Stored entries
──────────────────────────────

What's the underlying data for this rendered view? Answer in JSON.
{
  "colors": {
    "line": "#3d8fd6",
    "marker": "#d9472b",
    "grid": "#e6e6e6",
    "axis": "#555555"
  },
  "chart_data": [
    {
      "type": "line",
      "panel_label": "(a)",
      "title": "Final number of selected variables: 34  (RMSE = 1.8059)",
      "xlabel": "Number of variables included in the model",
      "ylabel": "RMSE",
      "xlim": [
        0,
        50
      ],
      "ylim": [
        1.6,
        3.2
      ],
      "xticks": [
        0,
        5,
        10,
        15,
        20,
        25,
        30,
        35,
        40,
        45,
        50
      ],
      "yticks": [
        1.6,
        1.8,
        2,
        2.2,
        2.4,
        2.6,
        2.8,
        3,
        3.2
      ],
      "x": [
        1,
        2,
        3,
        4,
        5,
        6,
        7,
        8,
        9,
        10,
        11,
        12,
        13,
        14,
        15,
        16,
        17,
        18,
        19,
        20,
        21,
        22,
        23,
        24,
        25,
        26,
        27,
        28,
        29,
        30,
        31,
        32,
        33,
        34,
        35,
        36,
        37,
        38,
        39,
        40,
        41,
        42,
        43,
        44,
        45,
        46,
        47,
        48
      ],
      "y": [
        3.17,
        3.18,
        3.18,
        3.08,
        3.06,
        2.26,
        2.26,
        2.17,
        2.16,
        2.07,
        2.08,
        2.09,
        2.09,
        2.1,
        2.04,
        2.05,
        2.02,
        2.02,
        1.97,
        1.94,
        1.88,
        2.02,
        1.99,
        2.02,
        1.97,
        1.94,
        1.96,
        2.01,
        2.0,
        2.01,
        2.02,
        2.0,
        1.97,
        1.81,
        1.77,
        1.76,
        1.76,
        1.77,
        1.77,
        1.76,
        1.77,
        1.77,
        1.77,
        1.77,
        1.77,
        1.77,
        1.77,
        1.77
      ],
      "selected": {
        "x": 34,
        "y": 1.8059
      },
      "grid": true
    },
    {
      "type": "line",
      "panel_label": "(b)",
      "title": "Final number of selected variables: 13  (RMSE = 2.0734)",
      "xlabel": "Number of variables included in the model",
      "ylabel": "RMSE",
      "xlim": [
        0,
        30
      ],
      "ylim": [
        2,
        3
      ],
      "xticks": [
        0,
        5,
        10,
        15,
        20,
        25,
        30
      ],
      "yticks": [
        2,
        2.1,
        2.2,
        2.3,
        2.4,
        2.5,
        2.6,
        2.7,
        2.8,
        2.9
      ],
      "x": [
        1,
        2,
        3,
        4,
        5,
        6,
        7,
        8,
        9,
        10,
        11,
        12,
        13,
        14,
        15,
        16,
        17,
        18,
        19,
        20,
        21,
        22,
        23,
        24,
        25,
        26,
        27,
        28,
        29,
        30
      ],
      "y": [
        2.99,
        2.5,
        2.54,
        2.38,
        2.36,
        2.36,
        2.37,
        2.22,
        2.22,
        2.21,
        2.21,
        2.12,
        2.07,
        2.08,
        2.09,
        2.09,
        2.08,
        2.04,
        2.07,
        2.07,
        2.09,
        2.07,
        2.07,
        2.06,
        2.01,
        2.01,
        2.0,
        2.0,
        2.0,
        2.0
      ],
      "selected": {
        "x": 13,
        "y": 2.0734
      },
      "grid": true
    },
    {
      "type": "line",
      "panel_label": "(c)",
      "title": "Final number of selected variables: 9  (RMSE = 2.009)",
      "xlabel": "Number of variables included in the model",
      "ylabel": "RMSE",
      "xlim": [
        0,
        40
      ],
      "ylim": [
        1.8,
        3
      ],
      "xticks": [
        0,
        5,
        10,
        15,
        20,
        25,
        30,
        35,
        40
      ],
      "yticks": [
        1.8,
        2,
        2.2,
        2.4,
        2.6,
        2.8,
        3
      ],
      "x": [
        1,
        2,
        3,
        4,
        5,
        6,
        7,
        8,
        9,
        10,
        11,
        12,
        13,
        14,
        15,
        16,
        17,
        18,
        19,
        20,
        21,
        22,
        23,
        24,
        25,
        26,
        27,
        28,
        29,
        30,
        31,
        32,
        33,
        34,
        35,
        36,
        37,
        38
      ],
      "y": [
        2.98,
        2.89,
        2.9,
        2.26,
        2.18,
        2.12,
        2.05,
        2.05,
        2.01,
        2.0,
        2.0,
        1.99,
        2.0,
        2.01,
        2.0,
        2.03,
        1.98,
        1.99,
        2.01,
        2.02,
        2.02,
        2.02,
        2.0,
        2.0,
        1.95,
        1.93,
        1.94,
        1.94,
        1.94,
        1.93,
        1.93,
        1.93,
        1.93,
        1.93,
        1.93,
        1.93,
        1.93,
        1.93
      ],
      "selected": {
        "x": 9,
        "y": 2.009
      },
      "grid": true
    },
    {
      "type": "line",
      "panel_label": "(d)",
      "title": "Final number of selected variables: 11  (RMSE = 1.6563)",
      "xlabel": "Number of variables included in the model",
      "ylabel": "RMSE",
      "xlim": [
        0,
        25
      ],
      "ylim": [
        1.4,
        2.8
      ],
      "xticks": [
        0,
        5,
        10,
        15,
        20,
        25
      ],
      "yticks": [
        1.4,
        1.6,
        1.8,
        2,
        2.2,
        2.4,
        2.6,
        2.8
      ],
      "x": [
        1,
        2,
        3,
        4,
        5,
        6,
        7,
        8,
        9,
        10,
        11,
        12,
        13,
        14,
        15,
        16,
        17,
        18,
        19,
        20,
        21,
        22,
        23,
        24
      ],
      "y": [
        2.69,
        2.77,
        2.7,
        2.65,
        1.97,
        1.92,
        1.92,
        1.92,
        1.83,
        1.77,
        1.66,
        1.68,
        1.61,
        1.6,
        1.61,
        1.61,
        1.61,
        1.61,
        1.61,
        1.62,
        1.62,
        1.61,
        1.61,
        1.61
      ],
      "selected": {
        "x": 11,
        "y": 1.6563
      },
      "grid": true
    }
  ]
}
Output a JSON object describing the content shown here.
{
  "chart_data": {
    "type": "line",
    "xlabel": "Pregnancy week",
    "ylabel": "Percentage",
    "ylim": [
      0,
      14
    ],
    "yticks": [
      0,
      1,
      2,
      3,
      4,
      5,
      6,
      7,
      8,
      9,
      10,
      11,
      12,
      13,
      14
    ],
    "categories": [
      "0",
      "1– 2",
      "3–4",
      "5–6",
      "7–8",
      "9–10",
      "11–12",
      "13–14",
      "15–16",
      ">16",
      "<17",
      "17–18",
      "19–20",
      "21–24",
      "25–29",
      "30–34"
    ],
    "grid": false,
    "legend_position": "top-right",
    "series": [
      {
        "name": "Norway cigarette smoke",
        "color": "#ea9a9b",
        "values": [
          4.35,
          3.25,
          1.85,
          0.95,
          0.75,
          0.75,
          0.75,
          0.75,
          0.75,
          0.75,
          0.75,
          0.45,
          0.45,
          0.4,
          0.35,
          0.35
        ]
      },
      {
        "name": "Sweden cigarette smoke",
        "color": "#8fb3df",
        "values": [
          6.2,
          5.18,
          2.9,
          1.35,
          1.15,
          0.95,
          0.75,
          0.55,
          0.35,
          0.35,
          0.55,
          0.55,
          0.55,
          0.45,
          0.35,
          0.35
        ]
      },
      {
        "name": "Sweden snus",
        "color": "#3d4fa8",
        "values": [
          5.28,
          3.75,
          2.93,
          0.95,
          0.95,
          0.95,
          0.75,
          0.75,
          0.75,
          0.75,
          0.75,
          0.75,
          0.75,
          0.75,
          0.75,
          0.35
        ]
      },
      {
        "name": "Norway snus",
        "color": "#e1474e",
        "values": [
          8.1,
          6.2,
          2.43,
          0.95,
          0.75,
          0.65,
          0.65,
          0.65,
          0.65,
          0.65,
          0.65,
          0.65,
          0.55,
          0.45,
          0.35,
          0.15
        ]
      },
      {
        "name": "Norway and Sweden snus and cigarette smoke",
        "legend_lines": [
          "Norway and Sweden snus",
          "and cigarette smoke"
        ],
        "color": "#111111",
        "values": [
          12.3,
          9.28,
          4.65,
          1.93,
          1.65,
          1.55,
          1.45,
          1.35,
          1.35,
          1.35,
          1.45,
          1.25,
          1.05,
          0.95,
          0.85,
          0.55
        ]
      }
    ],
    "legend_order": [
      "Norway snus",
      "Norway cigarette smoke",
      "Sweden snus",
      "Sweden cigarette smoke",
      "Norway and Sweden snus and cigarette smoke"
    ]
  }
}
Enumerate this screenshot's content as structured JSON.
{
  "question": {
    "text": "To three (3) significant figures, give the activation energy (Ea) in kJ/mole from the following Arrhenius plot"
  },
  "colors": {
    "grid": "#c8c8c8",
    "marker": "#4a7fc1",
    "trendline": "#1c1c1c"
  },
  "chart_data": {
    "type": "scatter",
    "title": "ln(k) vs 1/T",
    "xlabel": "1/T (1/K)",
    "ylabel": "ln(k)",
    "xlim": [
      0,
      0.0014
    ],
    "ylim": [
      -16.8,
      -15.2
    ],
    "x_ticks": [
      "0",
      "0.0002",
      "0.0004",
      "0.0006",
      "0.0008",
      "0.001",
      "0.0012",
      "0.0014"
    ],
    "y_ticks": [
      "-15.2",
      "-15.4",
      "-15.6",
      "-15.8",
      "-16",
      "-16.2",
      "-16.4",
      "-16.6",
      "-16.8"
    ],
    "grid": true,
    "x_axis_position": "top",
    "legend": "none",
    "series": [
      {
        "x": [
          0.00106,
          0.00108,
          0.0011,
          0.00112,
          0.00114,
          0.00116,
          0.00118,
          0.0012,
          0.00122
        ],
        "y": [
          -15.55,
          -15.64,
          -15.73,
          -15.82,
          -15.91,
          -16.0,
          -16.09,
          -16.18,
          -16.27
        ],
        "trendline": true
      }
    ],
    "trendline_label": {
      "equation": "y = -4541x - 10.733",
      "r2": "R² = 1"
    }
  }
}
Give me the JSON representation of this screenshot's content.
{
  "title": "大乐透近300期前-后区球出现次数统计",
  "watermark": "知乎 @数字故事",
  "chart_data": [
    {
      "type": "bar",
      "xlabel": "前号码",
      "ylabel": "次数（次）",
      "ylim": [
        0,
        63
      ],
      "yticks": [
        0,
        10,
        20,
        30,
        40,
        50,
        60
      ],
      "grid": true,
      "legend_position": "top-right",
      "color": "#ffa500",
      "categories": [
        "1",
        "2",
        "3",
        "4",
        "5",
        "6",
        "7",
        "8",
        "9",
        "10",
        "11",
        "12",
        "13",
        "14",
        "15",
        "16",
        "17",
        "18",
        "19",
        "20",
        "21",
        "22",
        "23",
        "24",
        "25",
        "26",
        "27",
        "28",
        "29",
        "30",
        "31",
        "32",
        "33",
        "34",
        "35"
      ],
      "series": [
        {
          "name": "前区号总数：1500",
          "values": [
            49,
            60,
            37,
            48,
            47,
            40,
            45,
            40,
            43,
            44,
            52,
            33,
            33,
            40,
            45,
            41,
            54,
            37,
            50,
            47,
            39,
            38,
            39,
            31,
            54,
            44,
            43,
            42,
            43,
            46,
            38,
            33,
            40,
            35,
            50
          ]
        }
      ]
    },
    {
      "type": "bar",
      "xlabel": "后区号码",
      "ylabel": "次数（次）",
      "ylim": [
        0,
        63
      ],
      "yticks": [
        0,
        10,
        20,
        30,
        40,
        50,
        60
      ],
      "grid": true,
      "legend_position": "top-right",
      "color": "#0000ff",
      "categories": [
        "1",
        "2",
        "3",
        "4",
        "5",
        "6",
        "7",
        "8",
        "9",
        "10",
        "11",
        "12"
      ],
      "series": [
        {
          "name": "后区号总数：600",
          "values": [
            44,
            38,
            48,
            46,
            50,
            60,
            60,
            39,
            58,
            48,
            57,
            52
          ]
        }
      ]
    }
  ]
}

──────────────────────────────

▶ [EXERCISE INSTRUCTIONS]: Look through the material and copy each line that has "name".

▶ [RESULT]:
        "name": "Norway cigarette smoke",
        "name": "Sweden cigarette smoke",
        "name": "Sweden snus",
        "name": "Norway snus",
        "name": "Norway and Sweden snus and cigarette smoke",
          "name": "前区号总数：1500",
          "name": "后区号总数：600",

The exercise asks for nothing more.